#### Passage to read ####
# Developing Wisdom Each Day



## StandbyMe (Aug 5, 2011)

I have not posted in awhile. We are closing in on 50 days of our separation. No, I don't know if she is coming back at this point. We have began communication on the phone and e-mails in the last few days. What I want to talk about in this post is patients. It is very easy to get caught up in emotions the first few weeks when something like this happens. Your tend to push, you tend to push until you back your wife into a corner. You can not push issues that she does not want to talk about. There reaches a point during something like this that you must take a step back and take a look at yourself. Are you doing things for yourself to correct old habits. It has helped me a lot to read during this time. Finding books to improve yourself mentally and physically. Sure, you will have down days,. you will be somewhere and thoughts will run through your mind. You will think of a specific event .. a hotel you stayed at, a vacation, a restaurant you ate at. You are thinking of the good times. Then reality sinks back in "How did I screw all of this up" You blame yourself for everything that has happened. It is very very difficult on these days as most of you know. I found myself living in a bubble I was dazed. You would be around family and your mind is in another world. 
50 days is not long to some of the people on this website as some are going through 6 months or more of this. 50 days is a lifetime for others but if you don't develop patients you are in deep trouble. I have discovered over the past couple of weeks to slow down and have a gentler approach. When we talk on the phone whoever makes the call we let them talk while the other listens. This seems to be working, sure an occasional interaction is needed. But listening to the one talking gives the other a opportunity to listen to the others thoughts. 
I have discovered that I don't talk about the relationship when I communicate on the phone with her. I am taking this very slow developing patients along the way.
#### Supplied material ####
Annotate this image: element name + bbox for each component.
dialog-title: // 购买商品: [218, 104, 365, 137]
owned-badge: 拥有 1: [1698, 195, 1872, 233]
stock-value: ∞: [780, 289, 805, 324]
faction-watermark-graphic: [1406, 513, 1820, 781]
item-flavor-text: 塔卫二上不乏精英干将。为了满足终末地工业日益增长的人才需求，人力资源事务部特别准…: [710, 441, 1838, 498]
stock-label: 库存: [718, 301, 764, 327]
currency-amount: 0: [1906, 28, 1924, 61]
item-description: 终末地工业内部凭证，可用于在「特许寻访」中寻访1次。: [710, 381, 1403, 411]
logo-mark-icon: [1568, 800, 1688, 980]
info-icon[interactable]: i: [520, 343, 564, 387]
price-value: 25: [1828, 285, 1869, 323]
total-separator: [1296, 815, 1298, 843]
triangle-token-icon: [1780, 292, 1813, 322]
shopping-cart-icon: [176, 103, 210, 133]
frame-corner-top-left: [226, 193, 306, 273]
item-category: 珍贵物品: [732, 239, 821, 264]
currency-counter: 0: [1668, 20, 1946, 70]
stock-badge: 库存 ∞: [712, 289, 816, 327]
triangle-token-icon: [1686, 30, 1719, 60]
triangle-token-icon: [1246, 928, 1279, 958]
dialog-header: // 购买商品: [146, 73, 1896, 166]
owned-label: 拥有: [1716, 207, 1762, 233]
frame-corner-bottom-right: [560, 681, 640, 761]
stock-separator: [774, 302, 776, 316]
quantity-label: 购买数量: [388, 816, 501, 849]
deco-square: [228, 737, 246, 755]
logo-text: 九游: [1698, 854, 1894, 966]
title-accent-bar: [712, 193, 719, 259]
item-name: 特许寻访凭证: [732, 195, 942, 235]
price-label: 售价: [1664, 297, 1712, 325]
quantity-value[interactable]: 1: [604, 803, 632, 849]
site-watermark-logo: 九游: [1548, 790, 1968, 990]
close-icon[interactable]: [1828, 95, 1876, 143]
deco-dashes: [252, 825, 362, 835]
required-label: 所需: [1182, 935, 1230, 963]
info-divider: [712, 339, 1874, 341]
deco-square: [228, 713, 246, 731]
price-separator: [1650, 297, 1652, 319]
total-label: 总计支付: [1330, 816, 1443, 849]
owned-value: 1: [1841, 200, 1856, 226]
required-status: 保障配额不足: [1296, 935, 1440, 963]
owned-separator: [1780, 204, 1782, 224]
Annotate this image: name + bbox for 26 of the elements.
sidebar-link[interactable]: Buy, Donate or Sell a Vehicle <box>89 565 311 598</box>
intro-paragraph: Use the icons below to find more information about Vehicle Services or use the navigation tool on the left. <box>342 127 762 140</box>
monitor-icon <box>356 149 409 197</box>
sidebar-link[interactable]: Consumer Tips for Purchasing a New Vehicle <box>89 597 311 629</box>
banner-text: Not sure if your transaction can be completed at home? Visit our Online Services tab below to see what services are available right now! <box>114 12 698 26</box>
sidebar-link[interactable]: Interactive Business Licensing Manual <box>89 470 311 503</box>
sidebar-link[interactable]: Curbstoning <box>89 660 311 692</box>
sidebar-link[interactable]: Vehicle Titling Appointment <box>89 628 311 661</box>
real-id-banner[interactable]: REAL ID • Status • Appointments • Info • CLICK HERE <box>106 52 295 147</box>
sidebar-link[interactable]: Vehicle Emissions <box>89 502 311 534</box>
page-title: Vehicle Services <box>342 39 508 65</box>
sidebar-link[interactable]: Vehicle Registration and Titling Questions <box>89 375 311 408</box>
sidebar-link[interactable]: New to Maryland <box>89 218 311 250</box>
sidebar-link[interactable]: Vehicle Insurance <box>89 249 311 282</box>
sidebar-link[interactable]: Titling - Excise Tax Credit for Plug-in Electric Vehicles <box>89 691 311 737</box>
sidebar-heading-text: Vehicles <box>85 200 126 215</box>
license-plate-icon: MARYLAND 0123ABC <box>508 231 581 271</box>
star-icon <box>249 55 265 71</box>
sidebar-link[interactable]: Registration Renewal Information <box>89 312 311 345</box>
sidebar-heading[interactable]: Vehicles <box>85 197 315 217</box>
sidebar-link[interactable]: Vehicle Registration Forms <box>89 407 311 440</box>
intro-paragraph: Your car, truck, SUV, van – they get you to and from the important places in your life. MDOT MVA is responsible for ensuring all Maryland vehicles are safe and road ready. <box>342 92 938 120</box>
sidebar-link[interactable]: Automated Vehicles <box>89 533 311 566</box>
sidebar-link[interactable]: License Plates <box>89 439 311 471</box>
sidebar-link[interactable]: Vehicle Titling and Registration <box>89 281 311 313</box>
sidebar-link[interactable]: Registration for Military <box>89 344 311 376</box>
####
What the exercise asks =>
Answer these questions about the forum post:
1. How many days of separation does the writer say they are closing in on?
2. What activity does the writer say has helped a lot during this time?
3. During their phone calls, what does the person who did not make the call do?

Task response =>
1. Fifty days.
2. Reading.
3. That person listens while the caller talks.